**EXERCISE PROMPT**
Leave out pictures; repeat exactly the lines from the "Transcribe this image's" line through the last of the data below.

-- Start RECORDS PROVIDED --

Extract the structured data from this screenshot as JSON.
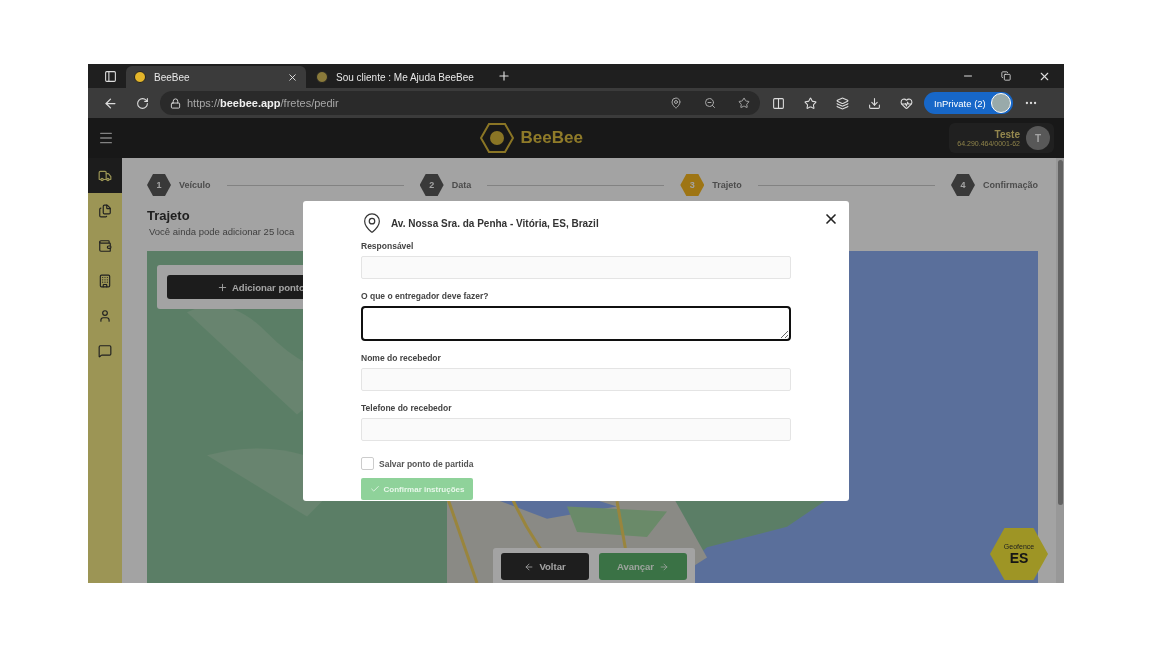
{
  "browser": {
    "tabs": [
      {
        "title": "BeeBee",
        "selected": true
      },
      {
        "title": "Sou cliente : Me Ajuda BeeBee",
        "selected": false
      }
    ],
    "url": {
      "scheme": "https://",
      "host": "beebee.app",
      "path": "/fretes/pedir"
    },
    "profile": "InPrivate (2)"
  },
  "header": {
    "brand": "BeeBee",
    "user_name": "Teste",
    "user_id": "64.290.464/0001-62",
    "avatar": "T"
  },
  "sidebar": {
    "items": [
      {
        "kind": "truck",
        "selected": true
      },
      {
        "kind": "files",
        "selected": false
      },
      {
        "kind": "wallet",
        "selected": false
      },
      {
        "kind": "building",
        "selected": false
      },
      {
        "kind": "user",
        "selected": false
      },
      {
        "kind": "chat",
        "selected": false
      }
    ]
  },
  "steps": [
    {
      "number": "1",
      "label": "Veículo",
      "selected": false
    },
    {
      "number": "2",
      "label": "Data",
      "selected": false
    },
    {
      "number": "3",
      "label": "Trajeto",
      "selected": true
    },
    {
      "number": "4",
      "label": "Confirmação",
      "selected": false
    }
  ],
  "section": {
    "title": "Trajeto",
    "subtitle": "Você ainda pode adicionar 25 loca"
  },
  "map": {
    "kind": "picture",
    "add_button": "Adicionar ponto"
  },
  "nav": {
    "back": "Voltar",
    "next": "Avançar",
    "next_disabled": true
  },
  "geofence": {
    "label": "Geofence",
    "state": "ES"
  },
  "modal": {
    "address": "Av. Nossa Sra. da Penha - Vitória, ES, Brazil",
    "fields": [
      {
        "label": "Responsável",
        "kind": "input",
        "focused": false
      },
      {
        "label": "O que o entregador deve fazer?",
        "kind": "textarea",
        "focused": true
      },
      {
        "label": "Nome do recebedor",
        "kind": "input",
        "focused": false
      },
      {
        "label": "Telefone do recebedor",
        "kind": "input",
        "focused": false
      }
    ],
    "checkbox": {
      "label": "Salvar ponto de partida",
      "checked": false
    },
    "confirm": {
      "label": "Confirmar instruções",
      "disabled": true
    }
  }
}
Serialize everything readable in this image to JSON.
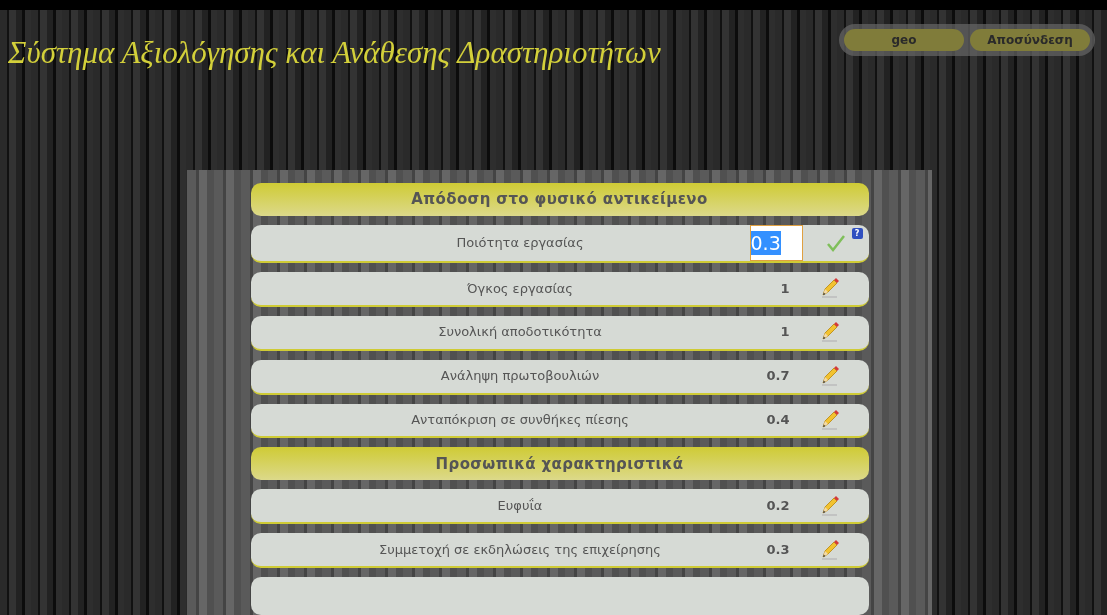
{
  "header": {
    "title": "Σύστημα Αξιολόγησης και Ανάθεσης Δραστηριοτήτων"
  },
  "user_menu": {
    "username": "geo",
    "logout": "Αποσύνδεση"
  },
  "sections": [
    {
      "title": "Απόδοση στο φυσικό αντικείμενο",
      "rows": [
        {
          "kind": "editing",
          "label": "Ποιότητα εργασίας",
          "value": "0.3",
          "help": "?"
        },
        {
          "kind": "view",
          "label": "Όγκος εργασίας",
          "value": "1"
        },
        {
          "kind": "view",
          "label": "Συνολική αποδοτικότητα",
          "value": "1"
        },
        {
          "kind": "view",
          "label": "Ανάληψη πρωτοβουλιών",
          "value": "0.7"
        },
        {
          "kind": "view",
          "label": "Ανταπόκριση σε συνθήκες πίεσης",
          "value": "0.4"
        }
      ]
    },
    {
      "title": "Προσωπικά χαρακτηριστικά",
      "rows": [
        {
          "kind": "view",
          "label": "Ευφυΐα",
          "value": "0.2"
        },
        {
          "kind": "view",
          "label": "Συμμετοχή σε εκδηλώσεις της επιχείρησης",
          "value": "0.3"
        }
      ]
    }
  ]
}
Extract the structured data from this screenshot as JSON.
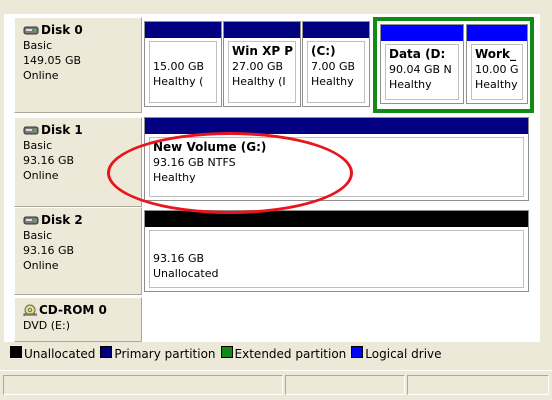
{
  "disks": [
    {
      "name": "Disk 0",
      "type": "Basic",
      "size": "149.05 GB",
      "status": "Online",
      "partitions": [
        {
          "name": "",
          "size": "15.00 GB",
          "status": "Healthy ("
        },
        {
          "name": "Win XP P",
          "size": "27.00 GB",
          "status": "Healthy (I"
        },
        {
          "name": "(C:)",
          "size": "7.00 GB",
          "status": "Healthy"
        },
        {
          "name": "Data (D:",
          "size": "90.04 GB N",
          "status": "Healthy"
        },
        {
          "name": "Work_",
          "size": "10.00 G",
          "status": "Healthy"
        }
      ]
    },
    {
      "name": "Disk 1",
      "type": "Basic",
      "size": "93.16 GB",
      "status": "Online",
      "partitions": [
        {
          "name": "New Volume  (G:)",
          "size": "93.16 GB NTFS",
          "status": "Healthy"
        }
      ]
    },
    {
      "name": "Disk 2",
      "type": "Basic",
      "size": "93.16 GB",
      "status": "Online",
      "partitions": [
        {
          "name": "",
          "size": "93.16 GB",
          "status": "Unallocated"
        }
      ]
    },
    {
      "name": "CD-ROM 0",
      "type": "DVD (E:)"
    }
  ],
  "legend": [
    {
      "label": "Unallocated",
      "color": "#000000"
    },
    {
      "label": "Primary partition",
      "color": "#000080"
    },
    {
      "label": "Extended partition",
      "color": "#138a13"
    },
    {
      "label": "Logical drive",
      "color": "#0000ff"
    }
  ],
  "colors": {
    "primary": "#000080",
    "logical": "#0000ff",
    "unallocated": "#000000",
    "extended": "#138a13",
    "annotation_circle": "#e8151c"
  }
}
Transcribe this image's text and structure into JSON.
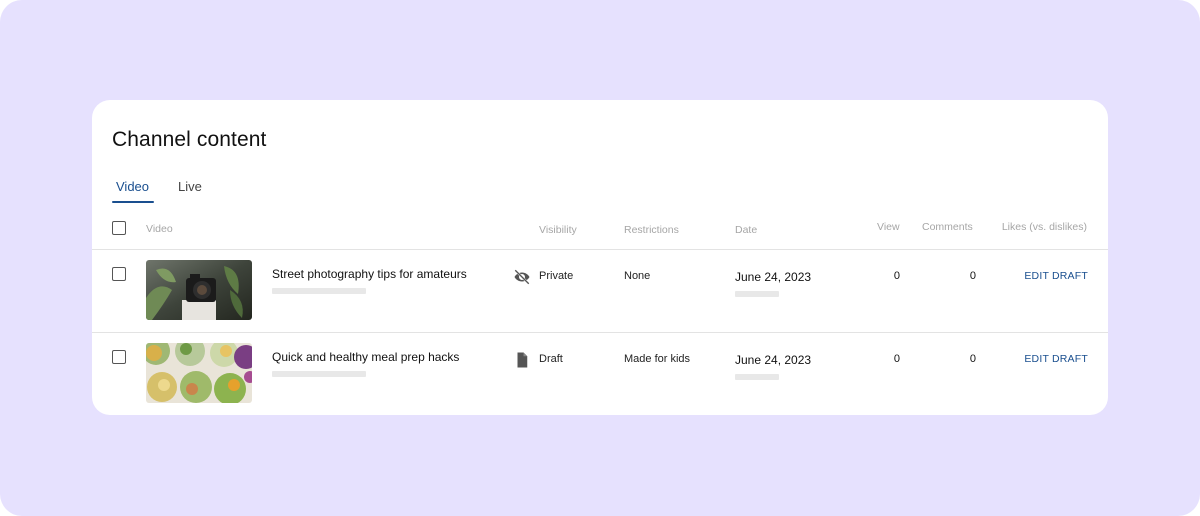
{
  "page": {
    "title": "Channel content"
  },
  "tabs": [
    {
      "label": "Video",
      "active": true
    },
    {
      "label": "Live",
      "active": false
    }
  ],
  "table": {
    "headers": {
      "video": "Video",
      "visibility": "Visibility",
      "restrictions": "Restrictions",
      "date": "Date",
      "view": "View",
      "comments": "Comments",
      "likes": "Likes (vs. dislikes)"
    },
    "rows": [
      {
        "title": "Street photography tips for amateurs",
        "visibility": "Private",
        "visibility_icon": "eye-off-icon",
        "restrictions": "None",
        "date": "June 24, 2023",
        "views": "0",
        "comments": "0",
        "action": "EDIT DRAFT",
        "thumbnail": "camera-photo"
      },
      {
        "title": "Quick and healthy meal prep hacks",
        "visibility": "Draft",
        "visibility_icon": "document-icon",
        "restrictions": "Made for kids",
        "date": "June 24, 2023",
        "views": "0",
        "comments": "0",
        "action": "EDIT DRAFT",
        "thumbnail": "food-bowls-photo"
      }
    ]
  },
  "colors": {
    "background": "#e6e1fe",
    "accent": "#1a4f8f",
    "card": "#ffffff"
  }
}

-- End RECORDS PROVIDED --

**ANSWER TO THIS EXERCISE**
Transcribe this image's text and structure into JSON.
{
  "page": {
    "title": "Channel content"
  },
  "tabs": [
    {
      "label": "Video",
      "active": true
    },
    {
      "label": "Live",
      "active": false
    }
  ],
  "table": {
    "headers": {
      "video": "Video",
      "visibility": "Visibility",
      "restrictions": "Restrictions",
      "date": "Date",
      "view": "View",
      "comments": "Comments",
      "likes": "Likes (vs. dislikes)"
    },
    "rows": [
      {
        "title": "Street photography tips for amateurs",
        "visibility": "Private",
        "visibility_icon": "eye-off-icon",
        "restrictions": "None",
        "date": "June 24, 2023",
        "views": "0",
        "comments": "0",
        "action": "EDIT DRAFT",
        "thumbnail": "camera-photo"
      },
      {
        "title": "Quick and healthy meal prep hacks",
        "visibility": "Draft",
        "visibility_icon": "document-icon",
        "restrictions": "Made for kids",
        "date": "June 24, 2023",
        "views": "0",
        "comments": "0",
        "action": "EDIT DRAFT",
        "thumbnail": "food-bowls-photo"
      }
    ]
  },
  "colors": {
    "background": "#e6e1fe",
    "accent": "#1a4f8f",
    "card": "#ffffff"
  }
}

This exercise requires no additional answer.